What to work on: Give every line of the material again, exactly as written.

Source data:
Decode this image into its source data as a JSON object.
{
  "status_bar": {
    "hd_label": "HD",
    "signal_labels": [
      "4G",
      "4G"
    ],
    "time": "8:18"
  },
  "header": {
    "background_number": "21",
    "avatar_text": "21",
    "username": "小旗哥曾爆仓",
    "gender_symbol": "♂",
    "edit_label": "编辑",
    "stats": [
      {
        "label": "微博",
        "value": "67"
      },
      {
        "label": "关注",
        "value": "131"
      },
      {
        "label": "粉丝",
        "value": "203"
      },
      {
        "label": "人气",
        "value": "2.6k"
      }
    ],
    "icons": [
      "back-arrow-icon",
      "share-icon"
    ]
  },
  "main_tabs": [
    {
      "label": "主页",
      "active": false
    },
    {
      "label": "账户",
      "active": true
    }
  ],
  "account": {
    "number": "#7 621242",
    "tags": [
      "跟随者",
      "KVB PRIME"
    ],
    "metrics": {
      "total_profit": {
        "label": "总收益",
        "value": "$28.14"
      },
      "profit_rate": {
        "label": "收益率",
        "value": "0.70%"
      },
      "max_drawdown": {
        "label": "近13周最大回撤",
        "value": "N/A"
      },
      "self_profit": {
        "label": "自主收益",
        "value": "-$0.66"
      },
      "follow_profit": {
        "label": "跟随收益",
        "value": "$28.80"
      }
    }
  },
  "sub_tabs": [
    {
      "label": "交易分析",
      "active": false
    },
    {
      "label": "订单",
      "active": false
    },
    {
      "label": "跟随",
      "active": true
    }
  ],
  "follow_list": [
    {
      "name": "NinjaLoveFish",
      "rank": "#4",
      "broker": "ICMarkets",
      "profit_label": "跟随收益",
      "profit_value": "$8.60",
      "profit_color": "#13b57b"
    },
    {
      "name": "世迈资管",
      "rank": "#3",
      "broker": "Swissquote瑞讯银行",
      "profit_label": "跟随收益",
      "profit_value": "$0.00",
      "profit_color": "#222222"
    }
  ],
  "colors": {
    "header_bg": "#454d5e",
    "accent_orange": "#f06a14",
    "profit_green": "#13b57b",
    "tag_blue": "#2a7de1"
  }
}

Task response:
Decode this image into its source data as a JSON object.
{
  "status_bar": {
    "hd_label": "HD",
    "signal_labels": [
      "4G",
      "4G"
    ],
    "time": "8:18"
  },
  "header": {
    "background_number": "21",
    "avatar_text": "21",
    "username": "小旗哥曾爆仓",
    "gender_symbol": "♂",
    "edit_label": "编辑",
    "stats": [
      {
        "label": "微博",
        "value": "67"
      },
      {
        "label": "关注",
        "value": "131"
      },
      {
        "label": "粉丝",
        "value": "203"
      },
      {
        "label": "人气",
        "value": "2.6k"
      }
    ],
    "icons": [
      "back-arrow-icon",
      "share-icon"
    ]
  },
  "main_tabs": [
    {
      "label": "主页",
      "active": false
    },
    {
      "label": "账户",
      "active": true
    }
  ],
  "account": {
    "number": "#7 621242",
    "tags": [
      "跟随者",
      "KVB PRIME"
    ],
    "metrics": {
      "total_profit": {
        "label": "总收益",
        "value": "$28.14"
      },
      "profit_rate": {
        "label": "收益率",
        "value": "0.70%"
      },
      "max_drawdown": {
        "label": "近13周最大回撤",
        "value": "N/A"
      },
      "self_profit": {
        "label": "自主收益",
        "value": "-$0.66"
      },
      "follow_profit": {
        "label": "跟随收益",
        "value": "$28.80"
      }
    }
  },
  "sub_tabs": [
    {
      "label": "交易分析",
      "active": false
    },
    {
      "label": "订单",
      "active": false
    },
    {
      "label": "跟随",
      "active": true
    }
  ],
  "follow_list": [
    {
      "name": "NinjaLoveFish",
      "rank": "#4",
      "broker": "ICMarkets",
      "profit_label": "跟随收益",
      "profit_value": "$8.60",
      "profit_color": "#13b57b"
    },
    {
      "name": "世迈资管",
      "rank": "#3",
      "broker": "Swissquote瑞讯银行",
      "profit_label": "跟随收益",
      "profit_value": "$0.00",
      "profit_color": "#222222"
    }
  ],
  "colors": {
    "header_bg": "#454d5e",
    "accent_orange": "#f06a14",
    "profit_green": "#13b57b",
    "tag_blue": "#2a7de1"
  }
}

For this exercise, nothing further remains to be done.